DATASET EXCERPTS:
○ ○ ○ ○
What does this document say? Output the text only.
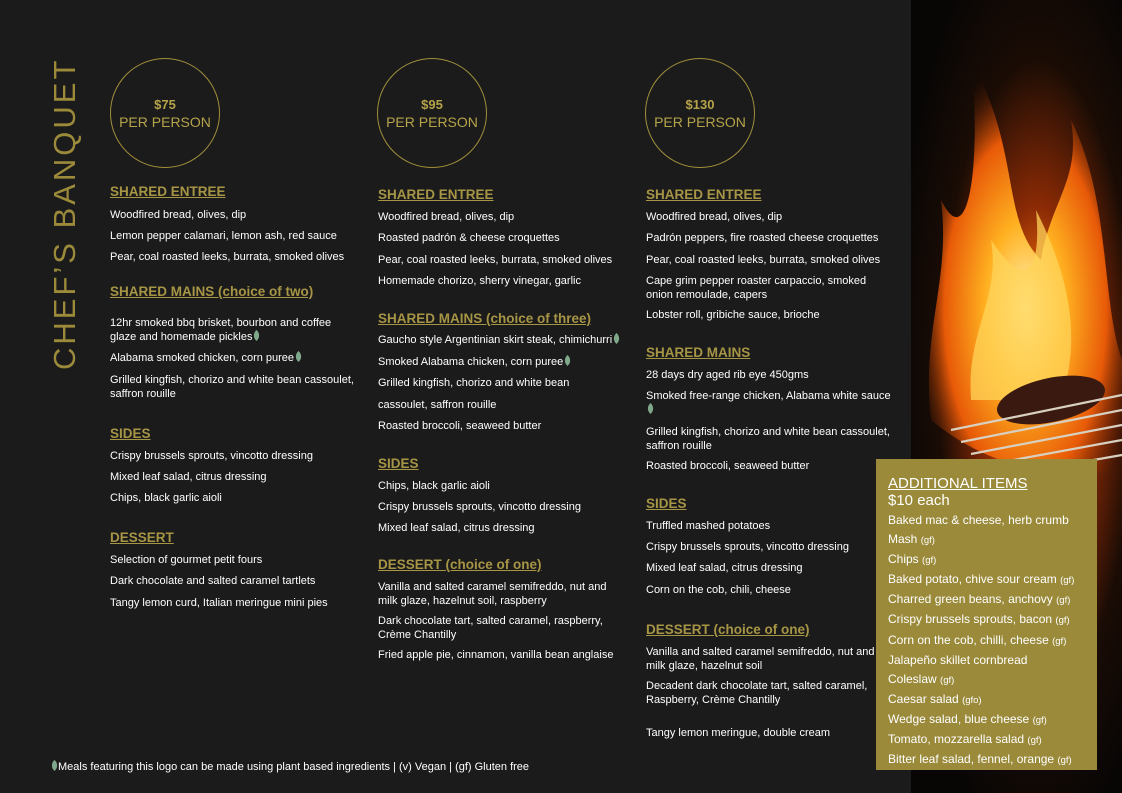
CHEF’S BANQUET	$75
PER PERSON
SHARED ENTREE
Woodfired bread, olives, dip
Lemon pepper calamari, lemon ash, red sauce
Pear, coal roasted leeks, burrata, smoked olives
SHARED MAINS (choice of two)
12hr smoked bbq brisket, bourbon and coffee glaze and homemade pickles
Alabama smoked chicken, corn puree
Grilled kingfish, chorizo and white bean cassoulet, saffron rouille
SIDES
Crispy brussels sprouts, vincotto dressing
Mixed leaf salad, citrus dressing
Chips, black garlic aioli
DESSERT
Selection of gourmet petit fours
Dark chocolate and salted caramel tartlets
Tangy lemon curd, Italian meringue mini pies
$95
PER PERSON
SHARED ENTREE
Woodfired bread, olives, dip
Roasted padrón & cheese croquettes
Pear, coal roasted leeks, burrata, smoked olives
Homemade chorizo, sherry vinegar, garlic
SHARED MAINS (choice of three)
Gaucho style Argentinian skirt steak, chimichurri
Smoked Alabama chicken, corn puree
Grilled kingfish, chorizo and white bean
cassoulet, saffron rouille
Roasted broccoli, seaweed butter
SIDES
Chips, black garlic aioli
Crispy brussels sprouts, vincotto dressing
Mixed leaf salad, citrus dressing
DESSERT (choice of one)
Vanilla and salted caramel semifreddo, nut and milk glaze, hazelnut soil, raspberry
Dark chocolate tart, salted caramel, raspberry, Crème Chantilly
Fried apple pie, cinnamon, vanilla bean anglaise
$130
PER PERSON
SHARED ENTREE
Woodfired bread, olives, dip
Padrón peppers, fire roasted cheese croquettes
Pear, coal roasted leeks, burrata, smoked olives
Cape grim pepper roaster carpaccio, smoked onion remoulade, capers
Lobster roll, gribiche sauce, brioche
SHARED MAINS
28 days dry aged rib eye 450gms
Smoked free-range chicken, Alabama white sauce
Grilled kingfish, chorizo and white bean cassoulet, saffron rouille
Roasted broccoli, seaweed butter
SIDES
Truffled mashed potatoes
Crispy brussels sprouts, vincotto dressing
Mixed leaf salad, citrus dressing
Corn on the cob, chili, cheese
DESSERT (choice of one)
Vanilla and salted caramel semifreddo, nut and milk glaze, hazelnut soil
Decadent dark chocolate tart, salted caramel, Raspberry, Crème Chantilly
Tangy lemon meringue, double cream
ADDITIONAL ITEMS
$10 each
Baked mac & cheese, herb crumb
Mash (gf)
Chips (gf)
Baked potato, chive sour cream (gf)
Charred green beans, anchovy (gf)
Crispy brussels sprouts, bacon (gf)
Corn on the cob, chilli, cheese (gf)
Jalapeño skillet cornbread
Coleslaw (gf)
Caesar salad (gfo)
Wedge salad, blue cheese (gf)
Tomato, mozzarella salad (gf)
Bitter leaf salad, fennel, orange (gf)
Meals featuring this logo can be made using plant based ingredients | (v) Vegan | (gf) Gluten free
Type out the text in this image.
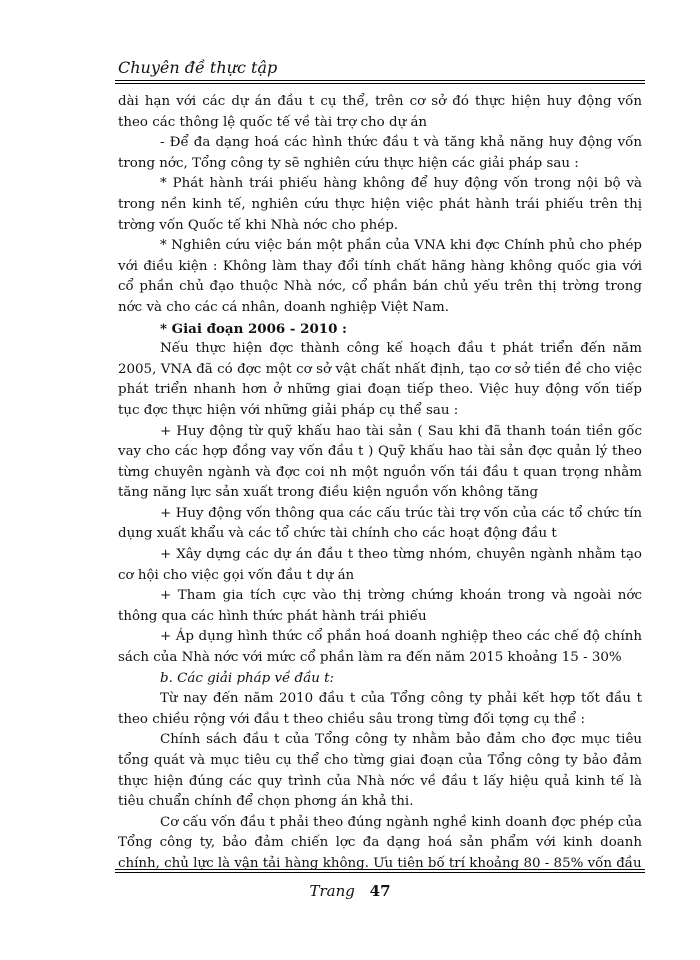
Chuyên đề thực tập

dài hạn với các dự án đầu t cụ thể, trên cơ sở đó thực hiện huy động vốn theo các thông lệ quốc tế về tài trợ cho dự án

- Để đa dạng hoá các hình thức đầu t và tăng khả năng huy động vốn trong nớc, Tổng công ty sẽ nghiên cứu thực hiện các giải pháp sau :

* Phát hành trái phiếu hàng không để huy động vốn trong nội bộ và trong nền kinh tế, nghiên cứu thực hiện việc phát hành trái phiếu trên thị trờng vốn Quốc tế khi Nhà nớc cho phép.

* Nghiên cứu việc bán một phần của VNA khi đợc Chính phủ cho phép với điều kiện : Không làm thay đổi tính chất hãng hàng không quốc gia với cổ phần chủ đạo thuộc Nhà nớc, cổ phần bán chủ yếu trên thị trờng trong nớc và cho các cá nhân, doanh nghiệp Việt Nam.

* Giai đoạn 2006 - 2010 :

Nếu thực hiện đợc thành công kế hoạch đầu t phát triển đến năm 2005, VNA đã có đợc một cơ sở vật chất nhất định, tạo cơ sở tiền đề cho việc phát triển nhanh hơn ở những giai đoạn tiếp theo. Việc huy động vốn tiếp tục đợc thực hiện với những giải pháp cụ thể sau :

+ Huy động từ quỹ khấu hao tài sản ( Sau khi đã thanh toán tiền gốc vay cho các hợp đồng vay vốn đầu t ) Quỹ khấu hao tài sản đợc quản lý theo từng chuyên ngành và đợc coi nh một nguồn vốn tái đầu t quan trọng nhằm tăng năng lực sản xuất trong điều kiện nguồn vốn không tăng

+ Huy động vốn thông qua các cấu trúc tài trợ vốn của các tổ chức tín dụng xuất khẩu và các tổ chức tài chính cho các hoạt động đầu t

+ Xây dựng các dự án đầu t theo từng nhóm, chuyên ngành nhằm tạo cơ hội cho việc gọi vốn đầu t dự án

+ Tham gia tích cực vào thị trờng chứng khoán trong và ngoài nớc thông qua các hình thức phát hành trái phiếu

+ Áp dụng hình thức cổ phần hoá doanh nghiệp theo các chế độ chính sách của Nhà nớc với mức cổ phần làm ra đến năm 2015 khoảng 15 - 30%

b. Các giải pháp về đầu t:

Từ nay đến năm 2010 đầu t của Tổng công ty phải kết hợp tốt đầu t theo chiều rộng với đầu t theo chiều sâu trong từng đối tợng cụ thể :

Chính sách đầu t của Tổng công ty nhằm bảo đảm cho đợc mục tiêu tổng quát và mục tiêu cụ thể cho từng giai đoạn của Tổng công ty bảo đảm thực hiện đúng các quy trình của Nhà nớc về đầu t lấy hiệu quả kinh tế là tiêu chuẩn chính để chọn phơng án khả thi.

Cơ cấu vốn đầu t phải theo đúng ngành nghề kinh doanh đợc phép của Tổng công ty, bảo đảm chiến lợc đa dạng hoá sản phẩm với kinh doanh chính, chủ lực là vận tải hàng không. Ưu tiên bố trí khoảng 80 - 85% vốn đầu

Trang 47
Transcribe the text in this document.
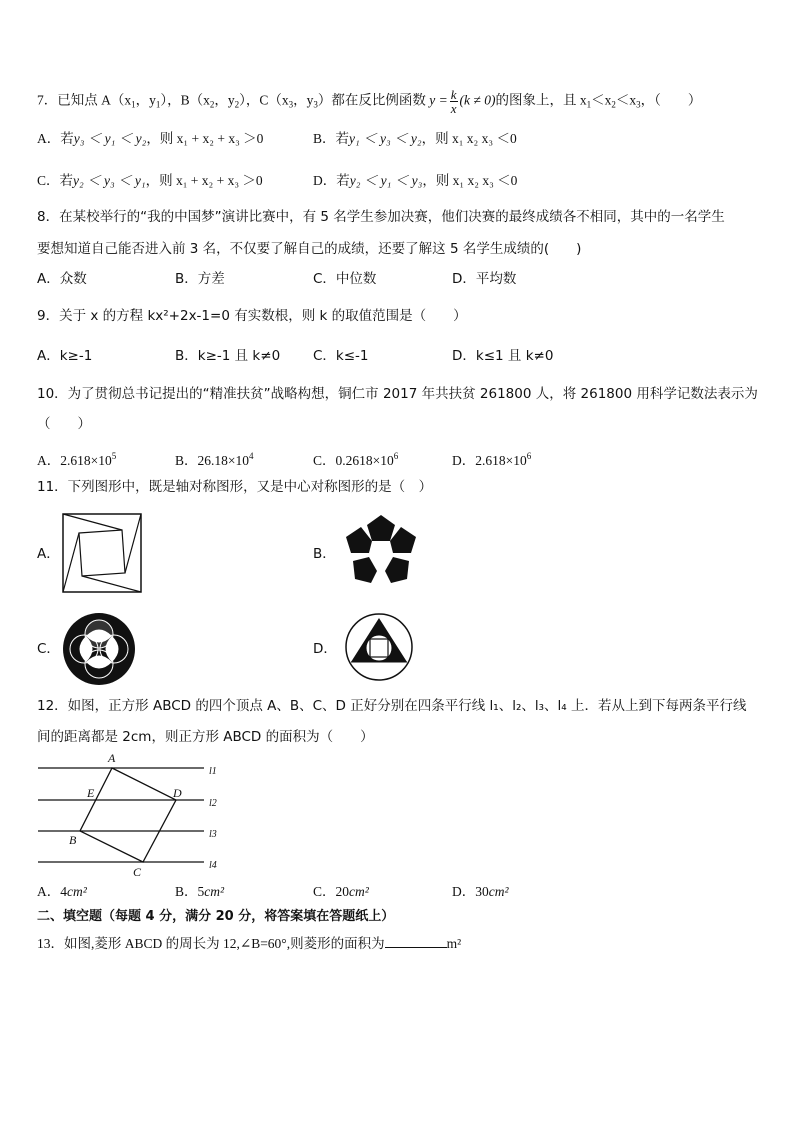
7．已知点 $A(x_1$，$y_1$），$B(x_2$，$y_2$），$C(x_3$，$y_3$）都在反比例函数 $y = \frac{k}{x} (k \ne 0)$的图象上，且 $x_1<x_2<x_3$，（　　）
A．若y₃ ＜ y₁ ＜ y₂，则 x₁ + x₂ + x₃ ＞0	B．若y₁ ＜ y₃ ＜ y₂，则 x₁ x₂ x₃ ＜0
C．若y₂ ＜ y₃ ＜ y₁，则 x₁ + x₂ + x₃ ＞0	D．若y₂ ＜ y₁ ＜ y₃，则 x₁ x₂ x₃ ＜0
8．在某校举行的“我的中国梦”演讲比赛中，有 5 名学生参加决赛，他们决赛的最终成绩各不相同，其中的一名学生
要想知道自己能否进入前 3 名，不仅要了解自己的成绩，还要了解这 5 名学生成绩的(　　)
A．众数	B．方差	C．中位数	D．平均数
9．关于 x 的方程 kx²+2x-1=0 有实数根，则 k 的取值范围是（　　）
A．k≥-1	B．k≥-1 且 k≠0 C．k≤-1	D．k≤1 且 k≠0
10．为了贯彻总书记提出的“精准扶贫”战略构想，铜仁市 2017 年共扶贫 261800 人，将 261800 用科学记数法表示为
（　　）
A．$2.618\times 10^5$	B．$26.18\times 10^4$	C．$0.2618\times 10^6$	D．$2.618\times 10^6$
11．下列图形中，既是轴对称图形，又是中心对称图形的是（　）
A．	B．
C．	D．
12．如图，正方形 ABCD 的四个顶点 A、B、C、D 正好分别在四条平行线 l₁、l₂、l₃、l₄ 上．若从上到下每两条平行线
间的距离都是 2cm，则正方形 ABCD 的面积为（　　）
A
B
C
D
E
l1
l2
l3
l4
A．4cm²	B．5cm²	C．20cm²	D．30cm²
二、填空题（每题 4 分，满分 20 分，将答案填在答题纸上）
13．如图,菱形 ABCD 的周长为 12,∠B=60°,则菱形的面积为	m²
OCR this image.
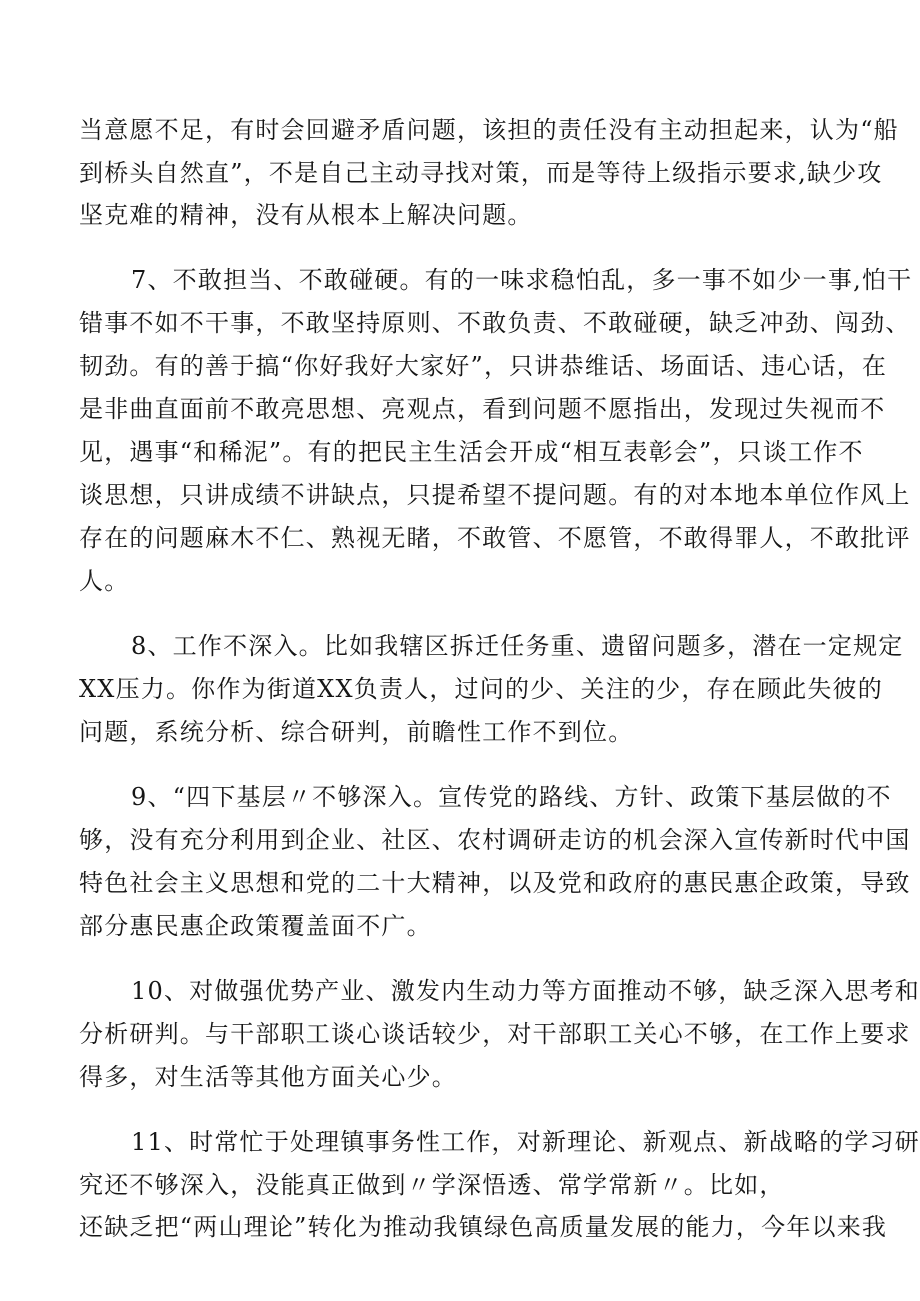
当意愿不足，有时会回避矛盾问题，该担的责任没有主动担起来，认为“船

到桥头自然直”，不是自己主动寻找对策，而是等待上级指示要求,缺少攻

坚克难的精神，没有从根本上解决问题。

7、不敢担当、不敢碰硬。有的一味求稳怕乱，多一事不如少一事,怕干

错事不如不干事，不敢坚持原则、不敢负责、不敢碰硬，缺乏冲劲、闯劲、

韧劲。有的善于搞“你好我好大家好”，只讲恭维话、场面话、违心话，在

是非曲直面前不敢亮思想、亮观点，看到问题不愿指出，发现过失视而不

见，遇事“和稀泥”。有的把民主生活会开成“相互表彰会”，只谈工作不

谈思想，只讲成绩不讲缺点，只提希望不提问题。有的对本地本单位作风上

存在的问题麻木不仁、熟视无睹，不敢管、不愿管，不敢得罪人，不敢批评

人。

8、工作不深入。比如我辖区拆迁任务重、遗留问题多，潜在一定规定

XX压力。你作为街道XX负责人，过问的少、关注的少，存在顾此失彼的

问题，系统分析、综合研判，前瞻性工作不到位。

9、“四下基层〃不够深入。宣传党的路线、方针、政策下基层做的不

够，没有充分利用到企业、社区、农村调研走访的机会深入宣传新时代中国

特色社会主义思想和党的二十大精神，以及党和政府的惠民惠企政策，导致

部分惠民惠企政策覆盖面不广。

10、对做强优势产业、激发内生动力等方面推动不够，缺乏深入思考和

分析研判。与干部职工谈心谈话较少，对干部职工关心不够，在工作上要求

得多，对生活等其他方面关心少。

11、时常忙于处理镇事务性工作，对新理论、新观点、新战略的学习研

究还不够深入，没能真正做到〃学深悟透、常学常新〃。比如，

还缺乏把“两山理论”转化为推动我镇绿色高质量发展的能力，今年以来我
○ ○ ○ ○
GIVEN TASK:
Quote verbatim the final run of lines in the material above, from the line that contains "OCR this image." through the very last line, excluding any pictures.

RESPONSE TO THE TASK:
OCR this image.
当意愿不足，有时会回避矛盾问题，该担的责任没有主动担起来，认为“船

到桥头自然直”，不是自己主动寻找对策，而是等待上级指示要求,缺少攻

坚克难的精神，没有从根本上解决问题。

7、不敢担当、不敢碰硬。有的一味求稳怕乱，多一事不如少一事,怕干

错事不如不干事，不敢坚持原则、不敢负责、不敢碰硬，缺乏冲劲、闯劲、

韧劲。有的善于搞“你好我好大家好”，只讲恭维话、场面话、违心话，在

是非曲直面前不敢亮思想、亮观点，看到问题不愿指出，发现过失视而不

见，遇事“和稀泥”。有的把民主生活会开成“相互表彰会”，只谈工作不

谈思想，只讲成绩不讲缺点，只提希望不提问题。有的对本地本单位作风上

存在的问题麻木不仁、熟视无睹，不敢管、不愿管，不敢得罪人，不敢批评

人。

8、工作不深入。比如我辖区拆迁任务重、遗留问题多，潜在一定规定

XX压力。你作为街道XX负责人，过问的少、关注的少，存在顾此失彼的

问题，系统分析、综合研判，前瞻性工作不到位。

9、“四下基层〃不够深入。宣传党的路线、方针、政策下基层做的不

够，没有充分利用到企业、社区、农村调研走访的机会深入宣传新时代中国

特色社会主义思想和党的二十大精神，以及党和政府的惠民惠企政策，导致

部分惠民惠企政策覆盖面不广。

10、对做强优势产业、激发内生动力等方面推动不够，缺乏深入思考和

分析研判。与干部职工谈心谈话较少，对干部职工关心不够，在工作上要求

得多，对生活等其他方面关心少。

11、时常忙于处理镇事务性工作，对新理论、新观点、新战略的学习研

究还不够深入，没能真正做到〃学深悟透、常学常新〃。比如，

还缺乏把“两山理论”转化为推动我镇绿色高质量发展的能力，今年以来我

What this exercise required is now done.